-- begin Supplied records --

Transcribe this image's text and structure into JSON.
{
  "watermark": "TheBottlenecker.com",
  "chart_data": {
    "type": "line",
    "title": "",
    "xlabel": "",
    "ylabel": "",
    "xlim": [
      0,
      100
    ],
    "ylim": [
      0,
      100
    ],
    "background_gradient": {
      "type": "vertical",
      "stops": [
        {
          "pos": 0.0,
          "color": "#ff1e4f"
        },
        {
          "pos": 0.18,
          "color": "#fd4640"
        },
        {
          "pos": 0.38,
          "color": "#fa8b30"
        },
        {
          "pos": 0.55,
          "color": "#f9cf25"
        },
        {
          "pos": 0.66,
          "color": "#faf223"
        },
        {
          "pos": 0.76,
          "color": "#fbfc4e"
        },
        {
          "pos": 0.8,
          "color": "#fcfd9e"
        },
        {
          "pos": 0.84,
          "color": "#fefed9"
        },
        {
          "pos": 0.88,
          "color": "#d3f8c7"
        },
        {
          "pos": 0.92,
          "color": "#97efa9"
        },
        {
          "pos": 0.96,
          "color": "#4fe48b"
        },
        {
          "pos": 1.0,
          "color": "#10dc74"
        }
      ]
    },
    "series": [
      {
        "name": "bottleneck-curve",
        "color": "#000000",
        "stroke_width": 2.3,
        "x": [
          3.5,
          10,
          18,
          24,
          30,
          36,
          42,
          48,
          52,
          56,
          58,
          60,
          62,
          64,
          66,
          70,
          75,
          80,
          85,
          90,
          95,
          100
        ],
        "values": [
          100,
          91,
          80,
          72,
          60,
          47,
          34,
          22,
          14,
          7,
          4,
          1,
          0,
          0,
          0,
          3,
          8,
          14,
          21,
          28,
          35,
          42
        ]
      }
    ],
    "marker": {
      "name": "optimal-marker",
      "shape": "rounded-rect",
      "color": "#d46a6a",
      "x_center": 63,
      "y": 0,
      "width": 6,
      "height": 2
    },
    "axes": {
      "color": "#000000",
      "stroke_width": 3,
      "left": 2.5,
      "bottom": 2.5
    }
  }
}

-- end Supplied records --

### Task goal
Make an exact copy of the listing, including every line.

### Response
Transcribe this image's text and structure into JSON.
{
  "watermark": "TheBottlenecker.com",
  "chart_data": {
    "type": "line",
    "title": "",
    "xlabel": "",
    "ylabel": "",
    "xlim": [
      0,
      100
    ],
    "ylim": [
      0,
      100
    ],
    "background_gradient": {
      "type": "vertical",
      "stops": [
        {
          "pos": 0.0,
          "color": "#ff1e4f"
        },
        {
          "pos": 0.18,
          "color": "#fd4640"
        },
        {
          "pos": 0.38,
          "color": "#fa8b30"
        },
        {
          "pos": 0.55,
          "color": "#f9cf25"
        },
        {
          "pos": 0.66,
          "color": "#faf223"
        },
        {
          "pos": 0.76,
          "color": "#fbfc4e"
        },
        {
          "pos": 0.8,
          "color": "#fcfd9e"
        },
        {
          "pos": 0.84,
          "color": "#fefed9"
        },
        {
          "pos": 0.88,
          "color": "#d3f8c7"
        },
        {
          "pos": 0.92,
          "color": "#97efa9"
        },
        {
          "pos": 0.96,
          "color": "#4fe48b"
        },
        {
          "pos": 1.0,
          "color": "#10dc74"
        }
      ]
    },
    "series": [
      {
        "name": "bottleneck-curve",
        "color": "#000000",
        "stroke_width": 2.3,
        "x": [
          3.5,
          10,
          18,
          24,
          30,
          36,
          42,
          48,
          52,
          56,
          58,
          60,
          62,
          64,
          66,
          70,
          75,
          80,
          85,
          90,
          95,
          100
        ],
        "values": [
          100,
          91,
          80,
          72,
          60,
          47,
          34,
          22,
          14,
          7,
          4,
          1,
          0,
          0,
          0,
          3,
          8,
          14,
          21,
          28,
          35,
          42
        ]
      }
    ],
    "marker": {
      "name": "optimal-marker",
      "shape": "rounded-rect",
      "color": "#d46a6a",
      "x_center": 63,
      "y": 0,
      "width": 6,
      "height": 2
    },
    "axes": {
      "color": "#000000",
      "stroke_width": 3,
      "left": 2.5,
      "bottom": 2.5
    }
  }
}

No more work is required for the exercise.